Print the complete set of entries exactly.

########################################

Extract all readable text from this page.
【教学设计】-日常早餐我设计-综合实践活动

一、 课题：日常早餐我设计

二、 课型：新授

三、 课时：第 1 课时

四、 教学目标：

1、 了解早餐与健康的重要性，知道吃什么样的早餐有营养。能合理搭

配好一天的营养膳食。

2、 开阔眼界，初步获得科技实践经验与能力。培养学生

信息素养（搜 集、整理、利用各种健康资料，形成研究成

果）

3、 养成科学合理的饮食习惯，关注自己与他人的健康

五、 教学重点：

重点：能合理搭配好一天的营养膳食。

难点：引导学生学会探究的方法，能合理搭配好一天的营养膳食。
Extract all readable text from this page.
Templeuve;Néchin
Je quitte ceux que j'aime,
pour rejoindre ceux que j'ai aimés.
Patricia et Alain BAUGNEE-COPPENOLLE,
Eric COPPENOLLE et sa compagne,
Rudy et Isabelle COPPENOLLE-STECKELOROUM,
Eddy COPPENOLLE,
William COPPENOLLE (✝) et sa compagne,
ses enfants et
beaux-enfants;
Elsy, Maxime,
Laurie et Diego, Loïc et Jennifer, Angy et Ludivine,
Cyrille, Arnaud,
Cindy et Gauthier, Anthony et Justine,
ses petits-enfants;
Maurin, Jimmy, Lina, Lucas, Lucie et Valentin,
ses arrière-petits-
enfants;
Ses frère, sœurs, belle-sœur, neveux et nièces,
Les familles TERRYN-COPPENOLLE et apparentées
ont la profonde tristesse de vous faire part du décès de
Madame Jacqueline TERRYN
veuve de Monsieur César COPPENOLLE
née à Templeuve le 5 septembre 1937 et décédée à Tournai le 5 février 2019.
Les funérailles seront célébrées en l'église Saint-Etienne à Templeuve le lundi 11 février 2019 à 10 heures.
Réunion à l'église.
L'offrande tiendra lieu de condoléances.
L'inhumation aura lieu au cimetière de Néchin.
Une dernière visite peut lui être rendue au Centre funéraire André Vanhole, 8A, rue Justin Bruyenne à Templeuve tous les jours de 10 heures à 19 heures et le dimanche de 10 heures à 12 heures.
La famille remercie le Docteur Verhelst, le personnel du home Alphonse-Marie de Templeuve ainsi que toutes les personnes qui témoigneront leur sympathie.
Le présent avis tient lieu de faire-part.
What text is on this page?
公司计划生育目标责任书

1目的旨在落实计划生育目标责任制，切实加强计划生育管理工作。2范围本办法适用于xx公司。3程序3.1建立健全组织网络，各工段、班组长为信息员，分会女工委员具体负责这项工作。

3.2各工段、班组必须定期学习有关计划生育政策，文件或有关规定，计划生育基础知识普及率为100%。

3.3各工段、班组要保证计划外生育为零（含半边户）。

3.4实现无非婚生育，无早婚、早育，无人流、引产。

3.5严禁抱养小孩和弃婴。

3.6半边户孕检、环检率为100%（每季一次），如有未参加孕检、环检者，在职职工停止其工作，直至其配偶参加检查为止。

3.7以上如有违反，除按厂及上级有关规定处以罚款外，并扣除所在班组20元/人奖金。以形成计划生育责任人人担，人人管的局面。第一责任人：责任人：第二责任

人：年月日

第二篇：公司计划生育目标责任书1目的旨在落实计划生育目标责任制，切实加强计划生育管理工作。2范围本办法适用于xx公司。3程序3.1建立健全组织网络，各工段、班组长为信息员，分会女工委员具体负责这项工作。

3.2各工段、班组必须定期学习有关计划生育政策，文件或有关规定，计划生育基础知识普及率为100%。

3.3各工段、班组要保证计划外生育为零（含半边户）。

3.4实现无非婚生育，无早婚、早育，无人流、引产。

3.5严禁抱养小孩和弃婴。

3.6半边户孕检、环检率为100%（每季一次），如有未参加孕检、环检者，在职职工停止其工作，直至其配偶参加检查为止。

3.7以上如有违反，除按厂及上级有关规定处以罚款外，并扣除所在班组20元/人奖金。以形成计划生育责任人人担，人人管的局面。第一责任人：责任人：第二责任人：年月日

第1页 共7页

########################################

WRITTEN ANSWER –
Extract all readable text from this page.
【教学设计】-日常早餐我设计-综合实践活动

一、 课题：日常早餐我设计

二、 课型：新授

三、 课时：第 1 课时

四、 教学目标：

1、 了解早餐与健康的重要性，知道吃什么样的早餐有营养。能合理搭

配好一天的营养膳食。

2、 开阔眼界，初步获得科技实践经验与能力。培养学生

信息素养（搜 集、整理、利用各种健康资料，形成研究成

果）

3、 养成科学合理的饮食习惯，关注自己与他人的健康

五、 教学重点：

重点：能合理搭配好一天的营养膳食。

难点：引导学生学会探究的方法，能合理搭配好一天的营养膳食。
Extract all readable text from this page.
Templeuve;Néchin
Je quitte ceux que j'aime,
pour rejoindre ceux que j'ai aimés.
Patricia et Alain BAUGNEE-COPPENOLLE,
Eric COPPENOLLE et sa compagne,
Rudy et Isabelle COPPENOLLE-STECKELOROUM,
Eddy COPPENOLLE,
William COPPENOLLE (✝) et sa compagne,
ses enfants et
beaux-enfants;
Elsy, Maxime,
Laurie et Diego, Loïc et Jennifer, Angy et Ludivine,
Cyrille, Arnaud,
Cindy et Gauthier, Anthony et Justine,
ses petits-enfants;
Maurin, Jimmy, Lina, Lucas, Lucie et Valentin,
ses arrière-petits-
enfants;
Ses frère, sœurs, belle-sœur, neveux et nièces,
Les familles TERRYN-COPPENOLLE et apparentées
ont la profonde tristesse de vous faire part du décès de
Madame Jacqueline TERRYN
veuve de Monsieur César COPPENOLLE
née à Templeuve le 5 septembre 1937 et décédée à Tournai le 5 février 2019.
Les funérailles seront célébrées en l'église Saint-Etienne à Templeuve le lundi 11 février 2019 à 10 heures.
Réunion à l'église.
L'offrande tiendra lieu de condoléances.
L'inhumation aura lieu au cimetière de Néchin.
Une dernière visite peut lui être rendue au Centre funéraire André Vanhole, 8A, rue Justin Bruyenne à Templeuve tous les jours de 10 heures à 19 heures et le dimanche de 10 heures à 12 heures.
La famille remercie le Docteur Verhelst, le personnel du home Alphonse-Marie de Templeuve ainsi que toutes les personnes qui témoigneront leur sympathie.
Le présent avis tient lieu de faire-part.
What text is on this page?
公司计划生育目标责任书

1目的旨在落实计划生育目标责任制，切实加强计划生育管理工作。2范围本办法适用于xx公司。3程序3.1建立健全组织网络，各工段、班组长为信息员，分会女工委员具体负责这项工作。

3.2各工段、班组必须定期学习有关计划生育政策，文件或有关规定，计划生育基础知识普及率为100%。

3.3各工段、班组要保证计划外生育为零（含半边户）。

3.4实现无非婚生育，无早婚、早育，无人流、引产。

3.5严禁抱养小孩和弃婴。

3.6半边户孕检、环检率为100%（每季一次），如有未参加孕检、环检者，在职职工停止其工作，直至其配偶参加检查为止。

3.7以上如有违反，除按厂及上级有关规定处以罚款外，并扣除所在班组20元/人奖金。以形成计划生育责任人人担，人人管的局面。第一责任人：责任人：第二责任

人：年月日

第二篇：公司计划生育目标责任书1目的旨在落实计划生育目标责任制，切实加强计划生育管理工作。2范围本办法适用于xx公司。3程序3.1建立健全组织网络，各工段、班组长为信息员，分会女工委员具体负责这项工作。

3.2各工段、班组必须定期学习有关计划生育政策，文件或有关规定，计划生育基础知识普及率为100%。

3.3各工段、班组要保证计划外生育为零（含半边户）。

3.4实现无非婚生育，无早婚、早育，无人流、引产。

3.5严禁抱养小孩和弃婴。

3.6半边户孕检、环检率为100%（每季一次），如有未参加孕检、环检者，在职职工停止其工作，直至其配偶参加检查为止。

3.7以上如有违反，除按厂及上级有关规定处以罚款外，并扣除所在班组20元/人奖金。以形成计划生育责任人人担，人人管的局面。第一责任人：责任人：第二责任人：年月日

第1页 共7页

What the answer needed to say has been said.